_What is being asked:_ Copy every record below exactly.

Stored entries
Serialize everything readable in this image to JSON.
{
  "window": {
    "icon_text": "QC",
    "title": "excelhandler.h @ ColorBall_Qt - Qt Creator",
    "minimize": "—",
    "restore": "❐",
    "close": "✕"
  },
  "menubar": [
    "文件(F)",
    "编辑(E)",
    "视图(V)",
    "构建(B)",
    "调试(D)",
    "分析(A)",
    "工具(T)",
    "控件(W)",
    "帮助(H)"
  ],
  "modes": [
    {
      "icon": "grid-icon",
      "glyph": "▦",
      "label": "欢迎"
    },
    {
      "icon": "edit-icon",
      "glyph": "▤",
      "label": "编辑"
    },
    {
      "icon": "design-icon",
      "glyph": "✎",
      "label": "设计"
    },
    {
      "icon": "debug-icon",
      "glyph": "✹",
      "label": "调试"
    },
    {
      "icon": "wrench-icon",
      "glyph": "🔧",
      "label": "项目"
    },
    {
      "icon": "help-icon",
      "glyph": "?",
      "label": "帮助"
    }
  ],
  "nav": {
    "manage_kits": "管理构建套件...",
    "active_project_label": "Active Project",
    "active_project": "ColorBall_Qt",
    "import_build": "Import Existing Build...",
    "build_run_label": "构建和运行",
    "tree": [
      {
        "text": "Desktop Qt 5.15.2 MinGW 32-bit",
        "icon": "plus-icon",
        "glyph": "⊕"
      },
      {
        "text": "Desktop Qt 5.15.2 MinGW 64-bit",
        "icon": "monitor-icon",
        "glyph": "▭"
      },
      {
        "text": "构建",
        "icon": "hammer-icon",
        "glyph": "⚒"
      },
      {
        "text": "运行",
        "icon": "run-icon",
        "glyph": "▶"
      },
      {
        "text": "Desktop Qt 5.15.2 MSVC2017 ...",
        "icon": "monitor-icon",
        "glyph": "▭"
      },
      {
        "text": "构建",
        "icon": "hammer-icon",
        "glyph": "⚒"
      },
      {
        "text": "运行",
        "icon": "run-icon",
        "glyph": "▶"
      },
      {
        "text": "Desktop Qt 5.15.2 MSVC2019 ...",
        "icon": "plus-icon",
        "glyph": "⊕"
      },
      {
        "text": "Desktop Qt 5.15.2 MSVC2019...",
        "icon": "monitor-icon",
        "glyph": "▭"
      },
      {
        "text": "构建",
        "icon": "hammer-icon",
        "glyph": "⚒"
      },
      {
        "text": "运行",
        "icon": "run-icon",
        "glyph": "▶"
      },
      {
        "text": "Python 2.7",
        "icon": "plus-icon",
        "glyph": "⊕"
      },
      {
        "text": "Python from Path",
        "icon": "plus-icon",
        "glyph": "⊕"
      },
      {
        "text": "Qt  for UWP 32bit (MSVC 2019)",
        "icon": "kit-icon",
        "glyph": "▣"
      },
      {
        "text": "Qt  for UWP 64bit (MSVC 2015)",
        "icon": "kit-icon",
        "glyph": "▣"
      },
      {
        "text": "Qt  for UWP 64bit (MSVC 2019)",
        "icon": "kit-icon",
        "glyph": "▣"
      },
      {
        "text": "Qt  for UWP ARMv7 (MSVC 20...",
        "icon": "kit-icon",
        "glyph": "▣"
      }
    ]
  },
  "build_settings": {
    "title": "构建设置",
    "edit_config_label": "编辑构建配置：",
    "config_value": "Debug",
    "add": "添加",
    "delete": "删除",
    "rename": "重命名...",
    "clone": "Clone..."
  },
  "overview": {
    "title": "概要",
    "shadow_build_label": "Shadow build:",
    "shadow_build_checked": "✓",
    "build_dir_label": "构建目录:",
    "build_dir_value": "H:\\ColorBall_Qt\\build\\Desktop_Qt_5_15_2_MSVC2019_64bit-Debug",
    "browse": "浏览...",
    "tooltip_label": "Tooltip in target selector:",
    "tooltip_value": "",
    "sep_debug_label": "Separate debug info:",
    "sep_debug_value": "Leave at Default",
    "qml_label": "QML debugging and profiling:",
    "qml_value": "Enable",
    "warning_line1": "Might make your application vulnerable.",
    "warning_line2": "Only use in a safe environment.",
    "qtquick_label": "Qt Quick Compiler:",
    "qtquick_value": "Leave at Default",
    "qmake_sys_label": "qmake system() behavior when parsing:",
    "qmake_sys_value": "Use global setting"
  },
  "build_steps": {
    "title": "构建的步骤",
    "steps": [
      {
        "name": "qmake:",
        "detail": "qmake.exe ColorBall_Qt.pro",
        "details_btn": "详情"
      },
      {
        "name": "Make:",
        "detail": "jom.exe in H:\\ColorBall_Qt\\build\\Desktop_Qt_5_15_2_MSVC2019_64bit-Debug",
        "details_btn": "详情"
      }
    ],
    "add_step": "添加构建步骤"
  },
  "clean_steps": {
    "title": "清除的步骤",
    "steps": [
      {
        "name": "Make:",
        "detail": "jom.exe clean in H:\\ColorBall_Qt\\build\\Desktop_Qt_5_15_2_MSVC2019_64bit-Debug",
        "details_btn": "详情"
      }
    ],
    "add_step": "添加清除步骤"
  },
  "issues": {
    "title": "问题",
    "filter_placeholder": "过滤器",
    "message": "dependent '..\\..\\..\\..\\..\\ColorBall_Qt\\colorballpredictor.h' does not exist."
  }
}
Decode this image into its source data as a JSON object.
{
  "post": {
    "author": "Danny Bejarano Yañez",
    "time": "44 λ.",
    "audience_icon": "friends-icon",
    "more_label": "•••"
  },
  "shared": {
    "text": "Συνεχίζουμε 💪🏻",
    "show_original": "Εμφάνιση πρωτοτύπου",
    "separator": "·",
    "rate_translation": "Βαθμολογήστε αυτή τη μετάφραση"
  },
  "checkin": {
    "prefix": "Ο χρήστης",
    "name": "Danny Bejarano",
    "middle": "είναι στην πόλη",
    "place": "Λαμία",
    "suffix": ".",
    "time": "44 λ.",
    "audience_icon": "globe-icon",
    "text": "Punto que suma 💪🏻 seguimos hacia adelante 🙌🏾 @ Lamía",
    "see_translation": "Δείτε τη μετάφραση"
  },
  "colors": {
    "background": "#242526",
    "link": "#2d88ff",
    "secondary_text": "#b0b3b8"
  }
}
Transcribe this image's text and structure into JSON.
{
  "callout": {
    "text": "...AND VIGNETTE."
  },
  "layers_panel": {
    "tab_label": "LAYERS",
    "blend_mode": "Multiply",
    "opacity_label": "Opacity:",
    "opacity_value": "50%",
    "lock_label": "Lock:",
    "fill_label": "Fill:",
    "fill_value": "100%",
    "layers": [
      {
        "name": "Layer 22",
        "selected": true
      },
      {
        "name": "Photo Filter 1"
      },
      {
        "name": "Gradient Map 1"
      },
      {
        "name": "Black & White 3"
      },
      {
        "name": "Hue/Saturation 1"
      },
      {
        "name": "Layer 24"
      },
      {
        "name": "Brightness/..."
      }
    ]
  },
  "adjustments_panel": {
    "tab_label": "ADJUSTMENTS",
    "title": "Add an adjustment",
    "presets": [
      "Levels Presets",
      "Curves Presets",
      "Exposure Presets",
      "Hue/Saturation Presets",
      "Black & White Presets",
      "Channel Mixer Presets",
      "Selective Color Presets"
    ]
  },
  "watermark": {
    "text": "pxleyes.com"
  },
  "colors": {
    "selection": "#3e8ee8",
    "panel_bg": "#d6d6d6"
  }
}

_Expected answer:_
Serialize everything readable in this image to JSON.
{
  "window": {
    "icon_text": "QC",
    "title": "excelhandler.h @ ColorBall_Qt - Qt Creator",
    "minimize": "—",
    "restore": "❐",
    "close": "✕"
  },
  "menubar": [
    "文件(F)",
    "编辑(E)",
    "视图(V)",
    "构建(B)",
    "调试(D)",
    "分析(A)",
    "工具(T)",
    "控件(W)",
    "帮助(H)"
  ],
  "modes": [
    {
      "icon": "grid-icon",
      "glyph": "▦",
      "label": "欢迎"
    },
    {
      "icon": "edit-icon",
      "glyph": "▤",
      "label": "编辑"
    },
    {
      "icon": "design-icon",
      "glyph": "✎",
      "label": "设计"
    },
    {
      "icon": "debug-icon",
      "glyph": "✹",
      "label": "调试"
    },
    {
      "icon": "wrench-icon",
      "glyph": "🔧",
      "label": "项目"
    },
    {
      "icon": "help-icon",
      "glyph": "?",
      "label": "帮助"
    }
  ],
  "nav": {
    "manage_kits": "管理构建套件...",
    "active_project_label": "Active Project",
    "active_project": "ColorBall_Qt",
    "import_build": "Import Existing Build...",
    "build_run_label": "构建和运行",
    "tree": [
      {
        "text": "Desktop Qt 5.15.2 MinGW 32-bit",
        "icon": "plus-icon",
        "glyph": "⊕"
      },
      {
        "text": "Desktop Qt 5.15.2 MinGW 64-bit",
        "icon": "monitor-icon",
        "glyph": "▭"
      },
      {
        "text": "构建",
        "icon": "hammer-icon",
        "glyph": "⚒"
      },
      {
        "text": "运行",
        "icon": "run-icon",
        "glyph": "▶"
      },
      {
        "text": "Desktop Qt 5.15.2 MSVC2017 ...",
        "icon": "monitor-icon",
        "glyph": "▭"
      },
      {
        "text": "构建",
        "icon": "hammer-icon",
        "glyph": "⚒"
      },
      {
        "text": "运行",
        "icon": "run-icon",
        "glyph": "▶"
      },
      {
        "text": "Desktop Qt 5.15.2 MSVC2019 ...",
        "icon": "plus-icon",
        "glyph": "⊕"
      },
      {
        "text": "Desktop Qt 5.15.2 MSVC2019...",
        "icon": "monitor-icon",
        "glyph": "▭"
      },
      {
        "text": "构建",
        "icon": "hammer-icon",
        "glyph": "⚒"
      },
      {
        "text": "运行",
        "icon": "run-icon",
        "glyph": "▶"
      },
      {
        "text": "Python 2.7",
        "icon": "plus-icon",
        "glyph": "⊕"
      },
      {
        "text": "Python from Path",
        "icon": "plus-icon",
        "glyph": "⊕"
      },
      {
        "text": "Qt  for UWP 32bit (MSVC 2019)",
        "icon": "kit-icon",
        "glyph": "▣"
      },
      {
        "text": "Qt  for UWP 64bit (MSVC 2015)",
        "icon": "kit-icon",
        "glyph": "▣"
      },
      {
        "text": "Qt  for UWP 64bit (MSVC 2019)",
        "icon": "kit-icon",
        "glyph": "▣"
      },
      {
        "text": "Qt  for UWP ARMv7 (MSVC 20...",
        "icon": "kit-icon",
        "glyph": "▣"
      }
    ]
  },
  "build_settings": {
    "title": "构建设置",
    "edit_config_label": "编辑构建配置：",
    "config_value": "Debug",
    "add": "添加",
    "delete": "删除",
    "rename": "重命名...",
    "clone": "Clone..."
  },
  "overview": {
    "title": "概要",
    "shadow_build_label": "Shadow build:",
    "shadow_build_checked": "✓",
    "build_dir_label": "构建目录:",
    "build_dir_value": "H:\\ColorBall_Qt\\build\\Desktop_Qt_5_15_2_MSVC2019_64bit-Debug",
    "browse": "浏览...",
    "tooltip_label": "Tooltip in target selector:",
    "tooltip_value": "",
    "sep_debug_label": "Separate debug info:",
    "sep_debug_value": "Leave at Default",
    "qml_label": "QML debugging and profiling:",
    "qml_value": "Enable",
    "warning_line1": "Might make your application vulnerable.",
    "warning_line2": "Only use in a safe environment.",
    "qtquick_label": "Qt Quick Compiler:",
    "qtquick_value": "Leave at Default",
    "qmake_sys_label": "qmake system() behavior when parsing:",
    "qmake_sys_value": "Use global setting"
  },
  "build_steps": {
    "title": "构建的步骤",
    "steps": [
      {
        "name": "qmake:",
        "detail": "qmake.exe ColorBall_Qt.pro",
        "details_btn": "详情"
      },
      {
        "name": "Make:",
        "detail": "jom.exe in H:\\ColorBall_Qt\\build\\Desktop_Qt_5_15_2_MSVC2019_64bit-Debug",
        "details_btn": "详情"
      }
    ],
    "add_step": "添加构建步骤"
  },
  "clean_steps": {
    "title": "清除的步骤",
    "steps": [
      {
        "name": "Make:",
        "detail": "jom.exe clean in H:\\ColorBall_Qt\\build\\Desktop_Qt_5_15_2_MSVC2019_64bit-Debug",
        "details_btn": "详情"
      }
    ],
    "add_step": "添加清除步骤"
  },
  "issues": {
    "title": "问题",
    "filter_placeholder": "过滤器",
    "message": "dependent '..\\..\\..\\..\\..\\ColorBall_Qt\\colorballpredictor.h' does not exist."
  }
}
Decode this image into its source data as a JSON object.
{
  "post": {
    "author": "Danny Bejarano Yañez",
    "time": "44 λ.",
    "audience_icon": "friends-icon",
    "more_label": "•••"
  },
  "shared": {
    "text": "Συνεχίζουμε 💪🏻",
    "show_original": "Εμφάνιση πρωτοτύπου",
    "separator": "·",
    "rate_translation": "Βαθμολογήστε αυτή τη μετάφραση"
  },
  "checkin": {
    "prefix": "Ο χρήστης",
    "name": "Danny Bejarano",
    "middle": "είναι στην πόλη",
    "place": "Λαμία",
    "suffix": ".",
    "time": "44 λ.",
    "audience_icon": "globe-icon",
    "text": "Punto que suma 💪🏻 seguimos hacia adelante 🙌🏾 @ Lamía",
    "see_translation": "Δείτε τη μετάφραση"
  },
  "colors": {
    "background": "#242526",
    "link": "#2d88ff",
    "secondary_text": "#b0b3b8"
  }
}
Transcribe this image's text and structure into JSON.
{
  "callout": {
    "text": "...AND VIGNETTE."
  },
  "layers_panel": {
    "tab_label": "LAYERS",
    "blend_mode": "Multiply",
    "opacity_label": "Opacity:",
    "opacity_value": "50%",
    "lock_label": "Lock:",
    "fill_label": "Fill:",
    "fill_value": "100%",
    "layers": [
      {
        "name": "Layer 22",
        "selected": true
      },
      {
        "name": "Photo Filter 1"
      },
      {
        "name": "Gradient Map 1"
      },
      {
        "name": "Black & White 3"
      },
      {
        "name": "Hue/Saturation 1"
      },
      {
        "name": "Layer 24"
      },
      {
        "name": "Brightness/..."
      }
    ]
  },
  "adjustments_panel": {
    "tab_label": "ADJUSTMENTS",
    "title": "Add an adjustment",
    "presets": [
      "Levels Presets",
      "Curves Presets",
      "Exposure Presets",
      "Hue/Saturation Presets",
      "Black & White Presets",
      "Channel Mixer Presets",
      "Selective Color Presets"
    ]
  },
  "watermark": {
    "text": "pxleyes.com"
  },
  "colors": {
    "selection": "#3e8ee8",
    "panel_bg": "#d6d6d6"
  }
}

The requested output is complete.